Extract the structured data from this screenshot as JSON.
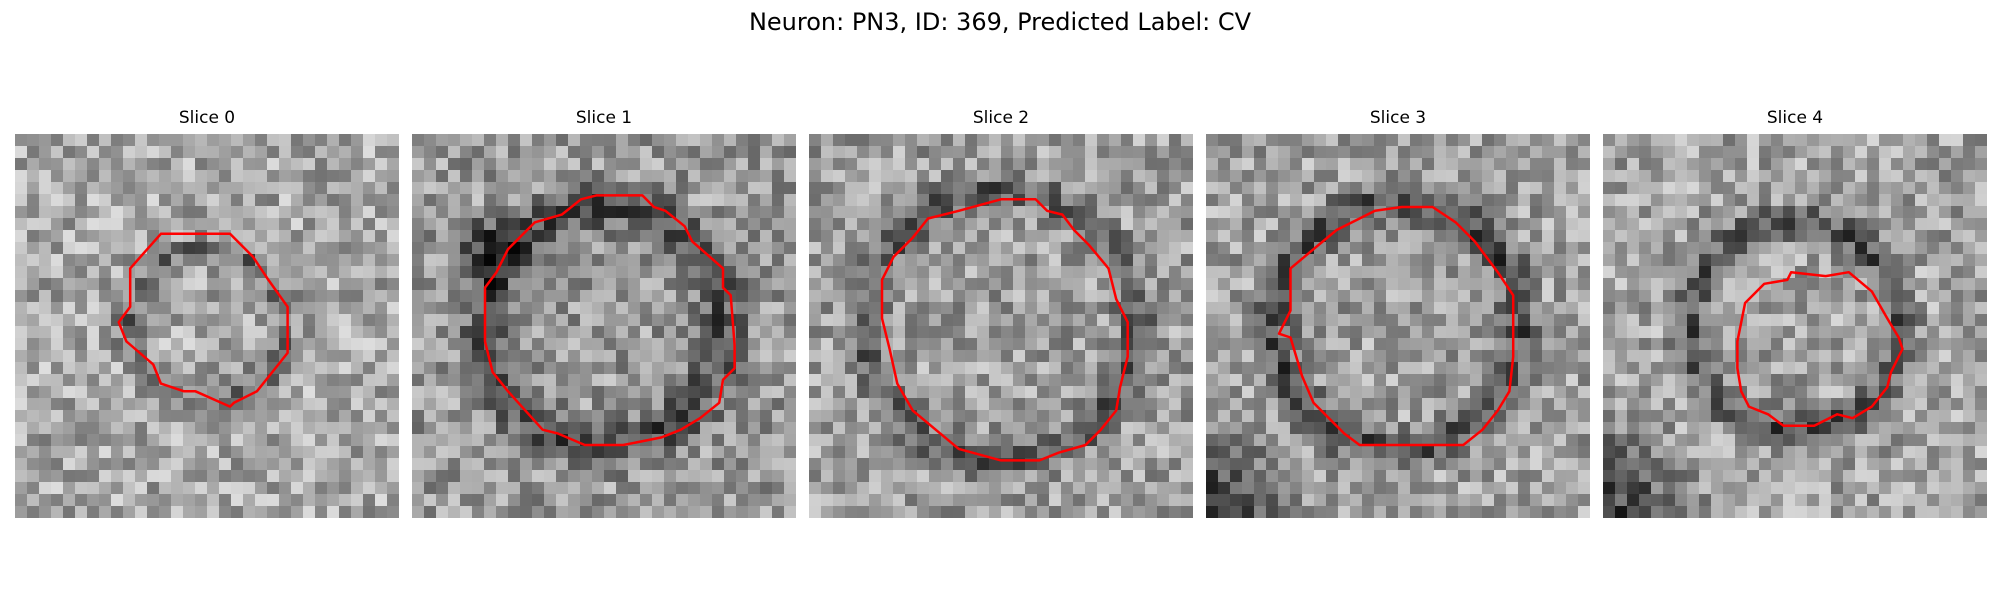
{
  "figure": {
    "title": "Neuron: PN3, ID: 369, Predicted Label: CV"
  },
  "outline_color": "#ff0000",
  "panels": [
    {
      "title": "Slice 0",
      "image": "grayscale electron micrograph patch with a small dark ring near center",
      "seed": 11,
      "base": 0.66,
      "ring_radius": 0.2,
      "ring_width": 0.06,
      "ring_dark": 0.26,
      "outline": [
        [
          0.38,
          0.26
        ],
        [
          0.56,
          0.26
        ],
        [
          0.62,
          0.32
        ],
        [
          0.66,
          0.38
        ],
        [
          0.71,
          0.45
        ],
        [
          0.71,
          0.57
        ],
        [
          0.67,
          0.62
        ],
        [
          0.63,
          0.67
        ],
        [
          0.57,
          0.7
        ],
        [
          0.56,
          0.71
        ],
        [
          0.47,
          0.67
        ],
        [
          0.44,
          0.67
        ],
        [
          0.38,
          0.65
        ],
        [
          0.36,
          0.6
        ],
        [
          0.29,
          0.54
        ],
        [
          0.27,
          0.49
        ],
        [
          0.3,
          0.45
        ],
        [
          0.3,
          0.35
        ]
      ]
    },
    {
      "title": "Slice 1",
      "image": "grayscale electron micrograph patch with a large dark ring and dark blob at left",
      "seed": 23,
      "base": 0.6,
      "ring_radius": 0.31,
      "ring_width": 0.09,
      "ring_dark": 0.33,
      "outline": [
        [
          0.44,
          0.17
        ],
        [
          0.48,
          0.16
        ],
        [
          0.6,
          0.16
        ],
        [
          0.63,
          0.19
        ],
        [
          0.66,
          0.2
        ],
        [
          0.71,
          0.24
        ],
        [
          0.73,
          0.28
        ],
        [
          0.81,
          0.35
        ],
        [
          0.81,
          0.4
        ],
        [
          0.83,
          0.42
        ],
        [
          0.84,
          0.55
        ],
        [
          0.84,
          0.61
        ],
        [
          0.81,
          0.64
        ],
        [
          0.8,
          0.7
        ],
        [
          0.75,
          0.74
        ],
        [
          0.7,
          0.77
        ],
        [
          0.65,
          0.79
        ],
        [
          0.55,
          0.81
        ],
        [
          0.45,
          0.81
        ],
        [
          0.38,
          0.78
        ],
        [
          0.34,
          0.77
        ],
        [
          0.25,
          0.67
        ],
        [
          0.21,
          0.62
        ],
        [
          0.19,
          0.54
        ],
        [
          0.19,
          0.4
        ],
        [
          0.22,
          0.36
        ],
        [
          0.25,
          0.3
        ],
        [
          0.32,
          0.23
        ],
        [
          0.39,
          0.21
        ]
      ]
    },
    {
      "title": "Slice 2",
      "image": "grayscale electron micrograph patch with a large dark ring and dark streaks",
      "seed": 37,
      "base": 0.62,
      "ring_radius": 0.35,
      "ring_width": 0.07,
      "ring_dark": 0.3,
      "outline": [
        [
          0.39,
          0.2
        ],
        [
          0.5,
          0.17
        ],
        [
          0.59,
          0.17
        ],
        [
          0.62,
          0.2
        ],
        [
          0.66,
          0.21
        ],
        [
          0.69,
          0.25
        ],
        [
          0.73,
          0.29
        ],
        [
          0.78,
          0.35
        ],
        [
          0.8,
          0.43
        ],
        [
          0.83,
          0.49
        ],
        [
          0.83,
          0.58
        ],
        [
          0.81,
          0.66
        ],
        [
          0.8,
          0.72
        ],
        [
          0.76,
          0.77
        ],
        [
          0.72,
          0.81
        ],
        [
          0.65,
          0.83
        ],
        [
          0.6,
          0.85
        ],
        [
          0.5,
          0.85
        ],
        [
          0.39,
          0.82
        ],
        [
          0.33,
          0.77
        ],
        [
          0.27,
          0.72
        ],
        [
          0.23,
          0.65
        ],
        [
          0.21,
          0.56
        ],
        [
          0.19,
          0.48
        ],
        [
          0.19,
          0.38
        ],
        [
          0.22,
          0.32
        ],
        [
          0.27,
          0.27
        ],
        [
          0.31,
          0.22
        ]
      ]
    },
    {
      "title": "Slice 3",
      "image": "grayscale electron micrograph patch with a ringed object and dark corner at lower left",
      "seed": 53,
      "base": 0.63,
      "ring_radius": 0.32,
      "ring_width": 0.08,
      "ring_dark": 0.35,
      "outline": [
        [
          0.4,
          0.22
        ],
        [
          0.44,
          0.2
        ],
        [
          0.51,
          0.19
        ],
        [
          0.59,
          0.19
        ],
        [
          0.65,
          0.23
        ],
        [
          0.7,
          0.28
        ],
        [
          0.76,
          0.36
        ],
        [
          0.8,
          0.42
        ],
        [
          0.8,
          0.5
        ],
        [
          0.8,
          0.58
        ],
        [
          0.79,
          0.67
        ],
        [
          0.76,
          0.72
        ],
        [
          0.72,
          0.77
        ],
        [
          0.67,
          0.81
        ],
        [
          0.55,
          0.81
        ],
        [
          0.4,
          0.81
        ],
        [
          0.36,
          0.78
        ],
        [
          0.28,
          0.7
        ],
        [
          0.25,
          0.63
        ],
        [
          0.22,
          0.53
        ],
        [
          0.19,
          0.52
        ],
        [
          0.22,
          0.46
        ],
        [
          0.22,
          0.35
        ],
        [
          0.28,
          0.3
        ],
        [
          0.34,
          0.25
        ]
      ]
    },
    {
      "title": "Slice 4",
      "image": "grayscale electron micrograph patch with a bright center inside a dark ring and dark corner at lower left",
      "seed": 71,
      "base": 0.64,
      "ring_radius": 0.27,
      "ring_width": 0.07,
      "ring_dark": 0.34,
      "outline": [
        [
          0.37,
          0.44
        ],
        [
          0.42,
          0.39
        ],
        [
          0.48,
          0.38
        ],
        [
          0.49,
          0.36
        ],
        [
          0.58,
          0.37
        ],
        [
          0.64,
          0.36
        ],
        [
          0.7,
          0.41
        ],
        [
          0.74,
          0.48
        ],
        [
          0.77,
          0.53
        ],
        [
          0.78,
          0.56
        ],
        [
          0.75,
          0.62
        ],
        [
          0.74,
          0.66
        ],
        [
          0.7,
          0.71
        ],
        [
          0.65,
          0.74
        ],
        [
          0.61,
          0.73
        ],
        [
          0.55,
          0.76
        ],
        [
          0.47,
          0.76
        ],
        [
          0.43,
          0.73
        ],
        [
          0.38,
          0.71
        ],
        [
          0.36,
          0.67
        ],
        [
          0.35,
          0.61
        ],
        [
          0.35,
          0.54
        ]
      ]
    }
  ]
}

● Directions: Your copy of the data should match it exactly, except that pictures are left out.

● Answer below:
Extract the structured data from this screenshot as JSON.
{
  "figure": {
    "title": "Neuron: PN3, ID: 369, Predicted Label: CV"
  },
  "outline_color": "#ff0000",
  "panels": [
    {
      "title": "Slice 0",
      "image": "grayscale electron micrograph patch with a small dark ring near center",
      "seed": 11,
      "base": 0.66,
      "ring_radius": 0.2,
      "ring_width": 0.06,
      "ring_dark": 0.26,
      "outline": [
        [
          0.38,
          0.26
        ],
        [
          0.56,
          0.26
        ],
        [
          0.62,
          0.32
        ],
        [
          0.66,
          0.38
        ],
        [
          0.71,
          0.45
        ],
        [
          0.71,
          0.57
        ],
        [
          0.67,
          0.62
        ],
        [
          0.63,
          0.67
        ],
        [
          0.57,
          0.7
        ],
        [
          0.56,
          0.71
        ],
        [
          0.47,
          0.67
        ],
        [
          0.44,
          0.67
        ],
        [
          0.38,
          0.65
        ],
        [
          0.36,
          0.6
        ],
        [
          0.29,
          0.54
        ],
        [
          0.27,
          0.49
        ],
        [
          0.3,
          0.45
        ],
        [
          0.3,
          0.35
        ]
      ]
    },
    {
      "title": "Slice 1",
      "image": "grayscale electron micrograph patch with a large dark ring and dark blob at left",
      "seed": 23,
      "base": 0.6,
      "ring_radius": 0.31,
      "ring_width": 0.09,
      "ring_dark": 0.33,
      "outline": [
        [
          0.44,
          0.17
        ],
        [
          0.48,
          0.16
        ],
        [
          0.6,
          0.16
        ],
        [
          0.63,
          0.19
        ],
        [
          0.66,
          0.2
        ],
        [
          0.71,
          0.24
        ],
        [
          0.73,
          0.28
        ],
        [
          0.81,
          0.35
        ],
        [
          0.81,
          0.4
        ],
        [
          0.83,
          0.42
        ],
        [
          0.84,
          0.55
        ],
        [
          0.84,
          0.61
        ],
        [
          0.81,
          0.64
        ],
        [
          0.8,
          0.7
        ],
        [
          0.75,
          0.74
        ],
        [
          0.7,
          0.77
        ],
        [
          0.65,
          0.79
        ],
        [
          0.55,
          0.81
        ],
        [
          0.45,
          0.81
        ],
        [
          0.38,
          0.78
        ],
        [
          0.34,
          0.77
        ],
        [
          0.25,
          0.67
        ],
        [
          0.21,
          0.62
        ],
        [
          0.19,
          0.54
        ],
        [
          0.19,
          0.4
        ],
        [
          0.22,
          0.36
        ],
        [
          0.25,
          0.3
        ],
        [
          0.32,
          0.23
        ],
        [
          0.39,
          0.21
        ]
      ]
    },
    {
      "title": "Slice 2",
      "image": "grayscale electron micrograph patch with a large dark ring and dark streaks",
      "seed": 37,
      "base": 0.62,
      "ring_radius": 0.35,
      "ring_width": 0.07,
      "ring_dark": 0.3,
      "outline": [
        [
          0.39,
          0.2
        ],
        [
          0.5,
          0.17
        ],
        [
          0.59,
          0.17
        ],
        [
          0.62,
          0.2
        ],
        [
          0.66,
          0.21
        ],
        [
          0.69,
          0.25
        ],
        [
          0.73,
          0.29
        ],
        [
          0.78,
          0.35
        ],
        [
          0.8,
          0.43
        ],
        [
          0.83,
          0.49
        ],
        [
          0.83,
          0.58
        ],
        [
          0.81,
          0.66
        ],
        [
          0.8,
          0.72
        ],
        [
          0.76,
          0.77
        ],
        [
          0.72,
          0.81
        ],
        [
          0.65,
          0.83
        ],
        [
          0.6,
          0.85
        ],
        [
          0.5,
          0.85
        ],
        [
          0.39,
          0.82
        ],
        [
          0.33,
          0.77
        ],
        [
          0.27,
          0.72
        ],
        [
          0.23,
          0.65
        ],
        [
          0.21,
          0.56
        ],
        [
          0.19,
          0.48
        ],
        [
          0.19,
          0.38
        ],
        [
          0.22,
          0.32
        ],
        [
          0.27,
          0.27
        ],
        [
          0.31,
          0.22
        ]
      ]
    },
    {
      "title": "Slice 3",
      "image": "grayscale electron micrograph patch with a ringed object and dark corner at lower left",
      "seed": 53,
      "base": 0.63,
      "ring_radius": 0.32,
      "ring_width": 0.08,
      "ring_dark": 0.35,
      "outline": [
        [
          0.4,
          0.22
        ],
        [
          0.44,
          0.2
        ],
        [
          0.51,
          0.19
        ],
        [
          0.59,
          0.19
        ],
        [
          0.65,
          0.23
        ],
        [
          0.7,
          0.28
        ],
        [
          0.76,
          0.36
        ],
        [
          0.8,
          0.42
        ],
        [
          0.8,
          0.5
        ],
        [
          0.8,
          0.58
        ],
        [
          0.79,
          0.67
        ],
        [
          0.76,
          0.72
        ],
        [
          0.72,
          0.77
        ],
        [
          0.67,
          0.81
        ],
        [
          0.55,
          0.81
        ],
        [
          0.4,
          0.81
        ],
        [
          0.36,
          0.78
        ],
        [
          0.28,
          0.7
        ],
        [
          0.25,
          0.63
        ],
        [
          0.22,
          0.53
        ],
        [
          0.19,
          0.52
        ],
        [
          0.22,
          0.46
        ],
        [
          0.22,
          0.35
        ],
        [
          0.28,
          0.3
        ],
        [
          0.34,
          0.25
        ]
      ]
    },
    {
      "title": "Slice 4",
      "image": "grayscale electron micrograph patch with a bright center inside a dark ring and dark corner at lower left",
      "seed": 71,
      "base": 0.64,
      "ring_radius": 0.27,
      "ring_width": 0.07,
      "ring_dark": 0.34,
      "outline": [
        [
          0.37,
          0.44
        ],
        [
          0.42,
          0.39
        ],
        [
          0.48,
          0.38
        ],
        [
          0.49,
          0.36
        ],
        [
          0.58,
          0.37
        ],
        [
          0.64,
          0.36
        ],
        [
          0.7,
          0.41
        ],
        [
          0.74,
          0.48
        ],
        [
          0.77,
          0.53
        ],
        [
          0.78,
          0.56
        ],
        [
          0.75,
          0.62
        ],
        [
          0.74,
          0.66
        ],
        [
          0.7,
          0.71
        ],
        [
          0.65,
          0.74
        ],
        [
          0.61,
          0.73
        ],
        [
          0.55,
          0.76
        ],
        [
          0.47,
          0.76
        ],
        [
          0.43,
          0.73
        ],
        [
          0.38,
          0.71
        ],
        [
          0.36,
          0.67
        ],
        [
          0.35,
          0.61
        ],
        [
          0.35,
          0.54
        ]
      ]
    }
  ]
}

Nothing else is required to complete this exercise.